* [Figure contents as structured data]
# # #

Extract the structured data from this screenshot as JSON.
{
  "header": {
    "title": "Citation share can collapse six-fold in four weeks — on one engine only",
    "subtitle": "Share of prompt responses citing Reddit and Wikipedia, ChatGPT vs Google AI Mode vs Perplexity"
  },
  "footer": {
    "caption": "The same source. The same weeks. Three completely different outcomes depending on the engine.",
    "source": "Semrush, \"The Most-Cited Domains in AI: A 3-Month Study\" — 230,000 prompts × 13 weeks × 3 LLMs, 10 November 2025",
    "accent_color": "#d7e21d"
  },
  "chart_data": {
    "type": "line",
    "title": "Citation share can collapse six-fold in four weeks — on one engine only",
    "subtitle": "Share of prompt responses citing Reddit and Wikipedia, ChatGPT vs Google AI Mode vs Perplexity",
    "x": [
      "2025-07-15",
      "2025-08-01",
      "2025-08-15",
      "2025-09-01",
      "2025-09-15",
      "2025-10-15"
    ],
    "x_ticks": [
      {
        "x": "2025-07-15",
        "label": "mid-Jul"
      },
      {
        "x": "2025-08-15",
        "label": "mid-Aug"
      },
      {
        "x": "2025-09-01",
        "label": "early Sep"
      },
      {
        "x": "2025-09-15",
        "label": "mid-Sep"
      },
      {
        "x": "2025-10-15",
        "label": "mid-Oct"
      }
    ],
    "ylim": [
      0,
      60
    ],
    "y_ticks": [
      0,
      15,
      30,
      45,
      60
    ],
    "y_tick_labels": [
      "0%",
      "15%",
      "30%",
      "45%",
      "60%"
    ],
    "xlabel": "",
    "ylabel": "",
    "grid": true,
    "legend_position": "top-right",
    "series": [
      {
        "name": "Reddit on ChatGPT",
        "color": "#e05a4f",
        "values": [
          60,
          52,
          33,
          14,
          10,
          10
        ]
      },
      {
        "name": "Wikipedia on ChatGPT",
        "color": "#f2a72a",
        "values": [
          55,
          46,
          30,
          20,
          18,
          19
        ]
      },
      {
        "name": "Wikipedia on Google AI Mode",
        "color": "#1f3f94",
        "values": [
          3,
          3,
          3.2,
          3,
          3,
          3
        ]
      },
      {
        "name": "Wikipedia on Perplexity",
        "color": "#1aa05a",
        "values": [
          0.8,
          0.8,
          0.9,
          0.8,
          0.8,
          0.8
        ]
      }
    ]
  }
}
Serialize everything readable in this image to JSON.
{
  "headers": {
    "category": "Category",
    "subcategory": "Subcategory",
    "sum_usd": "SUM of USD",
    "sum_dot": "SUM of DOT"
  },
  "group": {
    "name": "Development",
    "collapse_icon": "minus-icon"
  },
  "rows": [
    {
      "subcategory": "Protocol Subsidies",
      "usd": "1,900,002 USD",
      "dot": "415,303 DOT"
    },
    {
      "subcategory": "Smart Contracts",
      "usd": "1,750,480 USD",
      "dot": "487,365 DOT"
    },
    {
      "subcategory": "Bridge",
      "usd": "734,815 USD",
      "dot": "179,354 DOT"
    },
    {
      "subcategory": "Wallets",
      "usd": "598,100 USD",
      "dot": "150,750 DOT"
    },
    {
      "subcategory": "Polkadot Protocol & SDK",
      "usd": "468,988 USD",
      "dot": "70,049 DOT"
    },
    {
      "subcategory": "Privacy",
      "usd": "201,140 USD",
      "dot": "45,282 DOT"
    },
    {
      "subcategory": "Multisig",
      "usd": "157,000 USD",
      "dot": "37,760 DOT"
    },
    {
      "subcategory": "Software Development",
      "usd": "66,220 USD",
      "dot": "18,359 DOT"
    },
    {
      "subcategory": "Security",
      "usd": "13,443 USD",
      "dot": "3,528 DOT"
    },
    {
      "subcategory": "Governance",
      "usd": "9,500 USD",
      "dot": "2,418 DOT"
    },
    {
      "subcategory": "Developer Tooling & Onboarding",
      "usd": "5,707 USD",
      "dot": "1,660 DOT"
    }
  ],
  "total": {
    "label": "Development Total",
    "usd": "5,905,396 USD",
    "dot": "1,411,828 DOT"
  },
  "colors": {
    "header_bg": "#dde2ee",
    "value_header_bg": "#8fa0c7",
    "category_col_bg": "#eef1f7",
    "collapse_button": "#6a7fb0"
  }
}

# # #

* [What is needed] Using the records above, list each line that includes "responses".

* [Solved problem]
    "subtitle": "Share of prompt responses citing Reddit and Wikipedia, ChatGPT vs Google AI Mode vs Perplexity"
    "subtitle": "Share of prompt responses citing Reddit and Wikipedia, ChatGPT vs Google AI Mode vs Perplexity",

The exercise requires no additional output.